(Dataset excerpts)
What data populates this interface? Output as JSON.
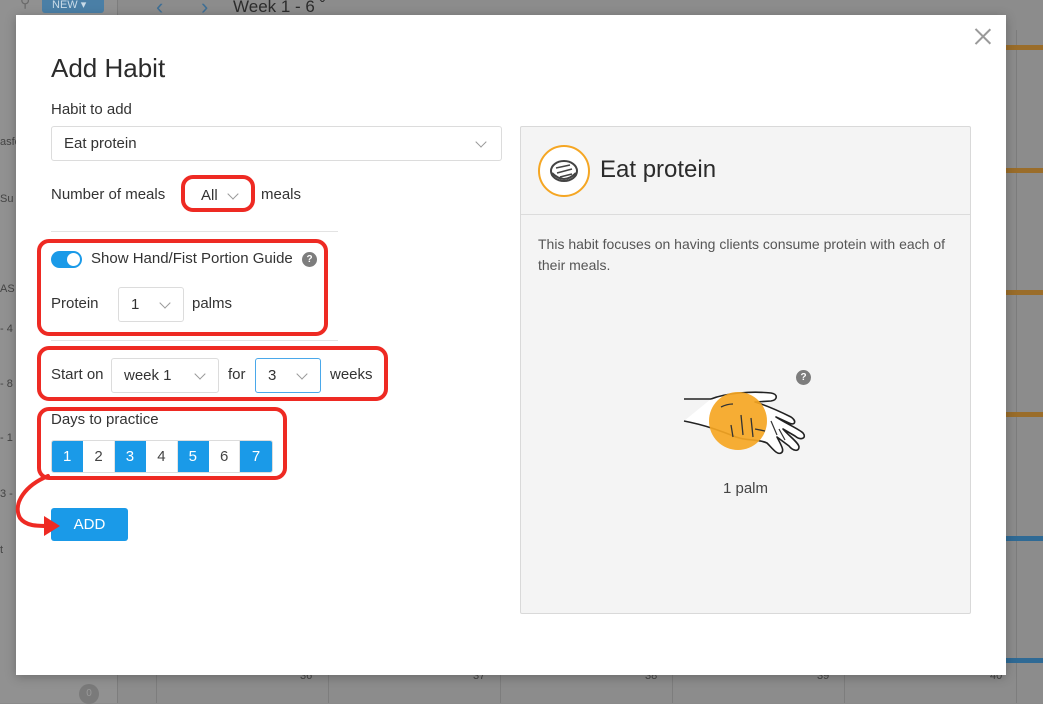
{
  "background": {
    "new_button": "NEW",
    "week_range": "Week 1 - 6",
    "side_texts": [
      "asfo",
      "Su",
      "AS",
      "- 4",
      "- 8",
      "- 1",
      "3 -",
      "t"
    ],
    "week_numbers": [
      "36",
      "37",
      "38",
      "39",
      "40"
    ]
  },
  "modal": {
    "title": "Add Habit",
    "habit_label": "Habit to add",
    "habit_value": "Eat protein",
    "meals_label": "Number of meals",
    "meals_value": "All",
    "meals_suffix": "meals",
    "guide_toggle_label": "Show Hand/Fist Portion Guide",
    "guide_toggle_on": true,
    "help_symbol": "?",
    "protein_label": "Protein",
    "protein_value": "1",
    "protein_unit": "palms",
    "start_label": "Start on",
    "start_value": "week 1",
    "for_label": "for",
    "duration_value": "3",
    "duration_unit": "weeks",
    "days_label": "Days to practice",
    "days": [
      {
        "label": "1",
        "selected": true
      },
      {
        "label": "2",
        "selected": false
      },
      {
        "label": "3",
        "selected": true
      },
      {
        "label": "4",
        "selected": false
      },
      {
        "label": "5",
        "selected": true
      },
      {
        "label": "6",
        "selected": false
      },
      {
        "label": "7",
        "selected": true
      }
    ],
    "add_button": "ADD"
  },
  "preview": {
    "title": "Eat protein",
    "icon": "meat-steak-icon",
    "description": "This habit focuses on having clients consume protein with each of their meals.",
    "portion_text": "1 palm",
    "portion_icon": "palm-hand-icon"
  },
  "colors": {
    "accent": "#1a9ae8",
    "annotation": "#ee2a23",
    "icon_orange": "#f5a623"
  }
}
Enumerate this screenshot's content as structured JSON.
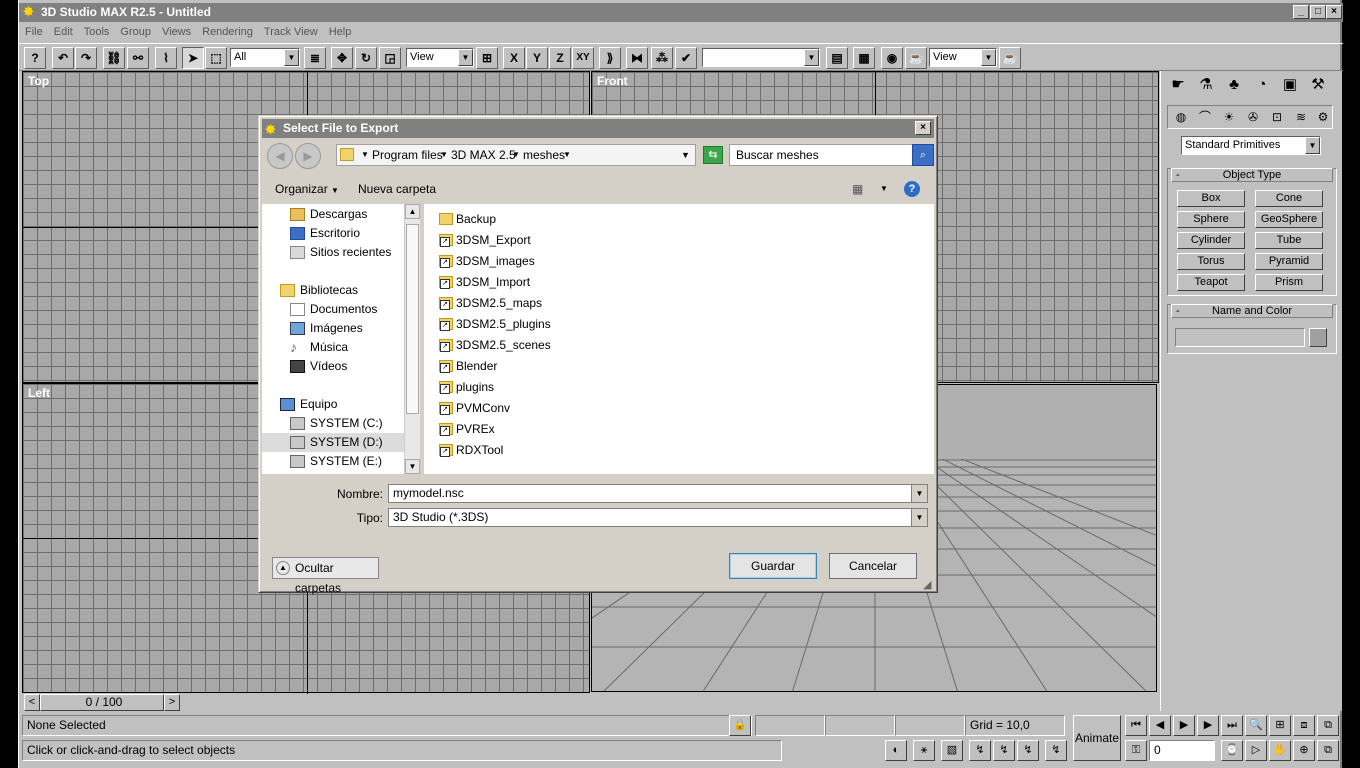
{
  "app": {
    "title": "3D Studio MAX R2.5 - Untitled",
    "menu": [
      "File",
      "Edit",
      "Tools",
      "Group",
      "Views",
      "Rendering",
      "Track View",
      "Help"
    ],
    "toolbar": {
      "selection_filter": "All",
      "ref_coord": "View",
      "named_selection": "",
      "view_combo": "View",
      "axis_x": "X",
      "axis_y": "Y",
      "axis_z": "Z",
      "axis_xy": "XY"
    },
    "viewports": {
      "top": "Top",
      "front": "Front",
      "left": "Left"
    },
    "time_slider": "0 / 100",
    "command_panel": {
      "category": "Standard Primitives",
      "object_type_title": "Object Type",
      "buttons": [
        "Box",
        "Cone",
        "Sphere",
        "GeoSphere",
        "Cylinder",
        "Tube",
        "Torus",
        "Pyramid",
        "Teapot",
        "Prism"
      ],
      "name_color_title": "Name and Color",
      "rollout_minus": "-"
    },
    "status": {
      "selection": "None Selected",
      "prompt": "Click or click-and-drag to select objects",
      "grid": "Grid = 10,0",
      "animate": "Animate",
      "frame": "0"
    }
  },
  "dialog": {
    "title": "Select File to Export",
    "breadcrumb": [
      "Program files",
      "3D MAX 2.5",
      "meshes"
    ],
    "search_placeholder": "Buscar meshes",
    "organize": "Organizar",
    "new_folder": "Nueva carpeta",
    "nav": [
      {
        "label": "Descargas",
        "icon": "folder-icon"
      },
      {
        "label": "Escritorio",
        "icon": "desktop-icon"
      },
      {
        "label": "Sitios recientes",
        "icon": "recent-icon"
      },
      {
        "label": "Bibliotecas",
        "icon": "library-icon"
      },
      {
        "label": "Documentos",
        "icon": "document-icon"
      },
      {
        "label": "Imágenes",
        "icon": "image-icon"
      },
      {
        "label": "Música",
        "icon": "music-icon"
      },
      {
        "label": "Vídeos",
        "icon": "video-icon"
      },
      {
        "label": "Equipo",
        "icon": "computer-icon"
      },
      {
        "label": "SYSTEM (C:)",
        "icon": "drive-icon"
      },
      {
        "label": "SYSTEM (D:)",
        "icon": "drive-icon"
      },
      {
        "label": "SYSTEM (E:)",
        "icon": "drive-icon"
      }
    ],
    "files": [
      {
        "name": "Backup",
        "shortcut": false
      },
      {
        "name": "3DSM_Export",
        "shortcut": true
      },
      {
        "name": "3DSM_images",
        "shortcut": true
      },
      {
        "name": "3DSM_Import",
        "shortcut": true
      },
      {
        "name": "3DSM2.5_maps",
        "shortcut": true
      },
      {
        "name": "3DSM2.5_plugins",
        "shortcut": true
      },
      {
        "name": "3DSM2.5_scenes",
        "shortcut": true
      },
      {
        "name": "Blender",
        "shortcut": true
      },
      {
        "name": "plugins",
        "shortcut": true
      },
      {
        "name": "PVMConv",
        "shortcut": true
      },
      {
        "name": "PVREx",
        "shortcut": true
      },
      {
        "name": "RDXTool",
        "shortcut": true
      }
    ],
    "filename_label": "Nombre:",
    "filename_value": "mymodel.nsc",
    "type_label": "Tipo:",
    "type_value": "3D Studio (*.3DS)",
    "hide_folders": "Ocultar carpetas",
    "save": "Guardar",
    "cancel": "Cancelar"
  },
  "colors": {
    "titlebar": "#808080",
    "viewport_grid": "#a8a8a8",
    "search_button": "#3a6fc4"
  }
}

**TRY IT:**
Your reply must contain each entry exactly as written and no pictures.

**ANSWER:**
What data populates this interface? Output as JSON.
{
  "background": {
    "new_button": "NEW",
    "week_range": "Week 1 - 6",
    "side_texts": [
      "asfo",
      "Su",
      "AS",
      "- 4",
      "- 8",
      "- 1",
      "3 -",
      "t"
    ],
    "week_numbers": [
      "36",
      "37",
      "38",
      "39",
      "40"
    ]
  },
  "modal": {
    "title": "Add Habit",
    "habit_label": "Habit to add",
    "habit_value": "Eat protein",
    "meals_label": "Number of meals",
    "meals_value": "All",
    "meals_suffix": "meals",
    "guide_toggle_label": "Show Hand/Fist Portion Guide",
    "guide_toggle_on": true,
    "help_symbol": "?",
    "protein_label": "Protein",
    "protein_value": "1",
    "protein_unit": "palms",
    "start_label": "Start on",
    "start_value": "week 1",
    "for_label": "for",
    "duration_value": "3",
    "duration_unit": "weeks",
    "days_label": "Days to practice",
    "days": [
      {
        "label": "1",
        "selected": true
      },
      {
        "label": "2",
        "selected": false
      },
      {
        "label": "3",
        "selected": true
      },
      {
        "label": "4",
        "selected": false
      },
      {
        "label": "5",
        "selected": true
      },
      {
        "label": "6",
        "selected": false
      },
      {
        "label": "7",
        "selected": true
      }
    ],
    "add_button": "ADD"
  },
  "preview": {
    "title": "Eat protein",
    "icon": "meat-steak-icon",
    "description": "This habit focuses on having clients consume protein with each of their meals.",
    "portion_text": "1 palm",
    "portion_icon": "palm-hand-icon"
  },
  "colors": {
    "accent": "#1a9ae8",
    "annotation": "#ee2a23",
    "icon_orange": "#f5a623"
  }
}
Enumerate this screenshot's content as structured JSON.
{
  "app": {
    "title": "3D Studio MAX R2.5 - Untitled",
    "menu": [
      "File",
      "Edit",
      "Tools",
      "Group",
      "Views",
      "Rendering",
      "Track View",
      "Help"
    ],
    "toolbar": {
      "selection_filter": "All",
      "ref_coord": "View",
      "named_selection": "",
      "view_combo": "View",
      "axis_x": "X",
      "axis_y": "Y",
      "axis_z": "Z",
      "axis_xy": "XY"
    },
    "viewports": {
      "top": "Top",
      "front": "Front",
      "left": "Left"
    },
    "time_slider": "0 / 100",
    "command_panel": {
      "category": "Standard Primitives",
      "object_type_title": "Object Type",
      "buttons": [
        "Box",
        "Cone",
        "Sphere",
        "GeoSphere",
        "Cylinder",
        "Tube",
        "Torus",
        "Pyramid",
        "Teapot",
        "Prism"
      ],
      "name_color_title": "Name and Color",
      "rollout_minus": "-"
    },
    "status": {
      "selection": "None Selected",
      "prompt": "Click or click-and-drag to select objects",
      "grid": "Grid = 10,0",
      "animate": "Animate",
      "frame": "0"
    }
  },
  "dialog": {
    "title": "Select File to Export",
    "breadcrumb": [
      "Program files",
      "3D MAX 2.5",
      "meshes"
    ],
    "search_placeholder": "Buscar meshes",
    "organize": "Organizar",
    "new_folder": "Nueva carpeta",
    "nav": [
      {
        "label": "Descargas",
        "icon": "folder-icon"
      },
      {
        "label": "Escritorio",
        "icon": "desktop-icon"
      },
      {
        "label": "Sitios recientes",
        "icon": "recent-icon"
      },
      {
        "label": "Bibliotecas",
        "icon": "library-icon"
      },
      {
        "label": "Documentos",
        "icon": "document-icon"
      },
      {
        "label": "Imágenes",
        "icon": "image-icon"
      },
      {
        "label": "Música",
        "icon": "music-icon"
      },
      {
        "label": "Vídeos",
        "icon": "video-icon"
      },
      {
        "label": "Equipo",
        "icon": "computer-icon"
      },
      {
        "label": "SYSTEM (C:)",
        "icon": "drive-icon"
      },
      {
        "label": "SYSTEM (D:)",
        "icon": "drive-icon"
      },
      {
        "label": "SYSTEM (E:)",
        "icon": "drive-icon"
      }
    ],
    "files": [
      {
        "name": "Backup",
        "shortcut": false
      },
      {
        "name": "3DSM_Export",
        "shortcut": true
      },
      {
        "name": "3DSM_images",
        "shortcut": true
      },
      {
        "name": "3DSM_Import",
        "shortcut": true
      },
      {
        "name": "3DSM2.5_maps",
        "shortcut": true
      },
      {
        "name": "3DSM2.5_plugins",
        "shortcut": true
      },
      {
        "name": "3DSM2.5_scenes",
        "shortcut": true
      },
      {
        "name": "Blender",
        "shortcut": true
      },
      {
        "name": "plugins",
        "shortcut": true
      },
      {
        "name": "PVMConv",
        "shortcut": true
      },
      {
        "name": "PVREx",
        "shortcut": true
      },
      {
        "name": "RDXTool",
        "shortcut": true
      }
    ],
    "filename_label": "Nombre:",
    "filename_value": "mymodel.nsc",
    "type_label": "Tipo:",
    "type_value": "3D Studio (*.3DS)",
    "hide_folders": "Ocultar carpetas",
    "save": "Guardar",
    "cancel": "Cancelar"
  },
  "colors": {
    "titlebar": "#808080",
    "viewport_grid": "#a8a8a8",
    "search_button": "#3a6fc4"
  }
}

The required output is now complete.